> Stated goal: Pull out each line of the records holding the string "toggle".

> Working data:
----

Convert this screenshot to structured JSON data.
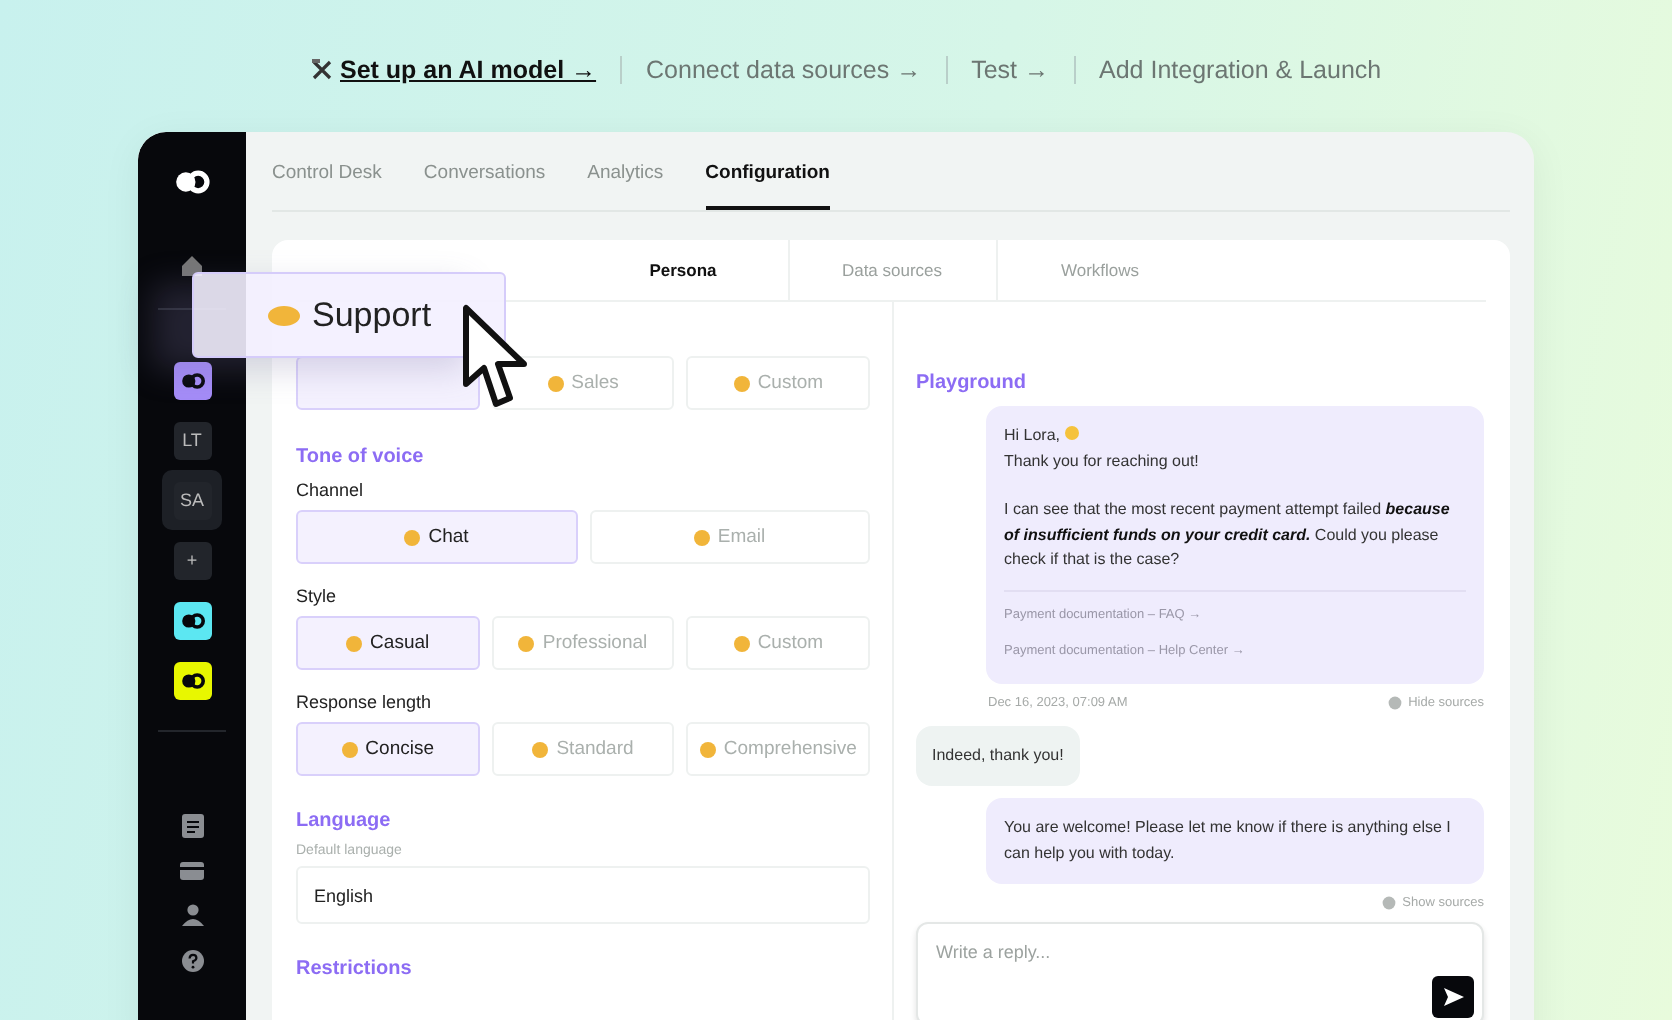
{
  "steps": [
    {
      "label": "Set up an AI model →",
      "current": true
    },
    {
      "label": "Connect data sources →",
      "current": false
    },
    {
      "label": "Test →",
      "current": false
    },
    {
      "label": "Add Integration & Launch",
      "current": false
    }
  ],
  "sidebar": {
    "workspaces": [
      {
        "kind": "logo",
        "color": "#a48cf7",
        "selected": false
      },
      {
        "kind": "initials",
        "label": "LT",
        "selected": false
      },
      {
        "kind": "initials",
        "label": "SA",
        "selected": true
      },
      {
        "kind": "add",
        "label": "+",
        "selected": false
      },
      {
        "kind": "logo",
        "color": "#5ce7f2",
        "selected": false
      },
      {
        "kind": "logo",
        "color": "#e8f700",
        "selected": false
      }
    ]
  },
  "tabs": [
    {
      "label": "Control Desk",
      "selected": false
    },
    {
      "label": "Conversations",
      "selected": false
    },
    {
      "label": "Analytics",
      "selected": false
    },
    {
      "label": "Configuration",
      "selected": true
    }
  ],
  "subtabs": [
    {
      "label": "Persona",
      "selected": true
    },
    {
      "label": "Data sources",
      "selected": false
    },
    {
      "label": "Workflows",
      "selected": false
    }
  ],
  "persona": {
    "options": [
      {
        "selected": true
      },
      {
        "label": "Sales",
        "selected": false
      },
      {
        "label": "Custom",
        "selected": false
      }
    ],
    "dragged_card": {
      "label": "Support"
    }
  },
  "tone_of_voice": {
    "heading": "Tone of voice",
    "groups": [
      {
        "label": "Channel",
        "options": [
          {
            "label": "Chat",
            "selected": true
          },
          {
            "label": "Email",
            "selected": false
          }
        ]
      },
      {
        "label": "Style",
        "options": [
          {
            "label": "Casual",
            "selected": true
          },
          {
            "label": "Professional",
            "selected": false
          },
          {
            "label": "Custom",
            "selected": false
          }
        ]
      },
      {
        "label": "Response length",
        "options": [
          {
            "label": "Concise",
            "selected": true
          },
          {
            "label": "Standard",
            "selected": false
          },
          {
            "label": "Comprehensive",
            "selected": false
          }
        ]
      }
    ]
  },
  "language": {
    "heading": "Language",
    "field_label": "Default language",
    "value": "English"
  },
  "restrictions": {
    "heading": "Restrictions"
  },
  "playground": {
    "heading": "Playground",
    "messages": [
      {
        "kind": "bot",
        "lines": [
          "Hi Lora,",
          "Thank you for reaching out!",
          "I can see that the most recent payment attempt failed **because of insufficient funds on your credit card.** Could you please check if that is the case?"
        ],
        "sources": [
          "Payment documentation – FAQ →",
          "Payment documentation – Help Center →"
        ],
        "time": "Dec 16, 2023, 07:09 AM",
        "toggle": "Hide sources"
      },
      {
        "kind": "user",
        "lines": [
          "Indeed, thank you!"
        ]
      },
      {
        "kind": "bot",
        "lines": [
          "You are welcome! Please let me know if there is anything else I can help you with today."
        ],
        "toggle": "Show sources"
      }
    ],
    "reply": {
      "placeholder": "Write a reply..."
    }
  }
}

----

> Response:
        "toggle": "Hide sources"
        "toggle": "Show sources"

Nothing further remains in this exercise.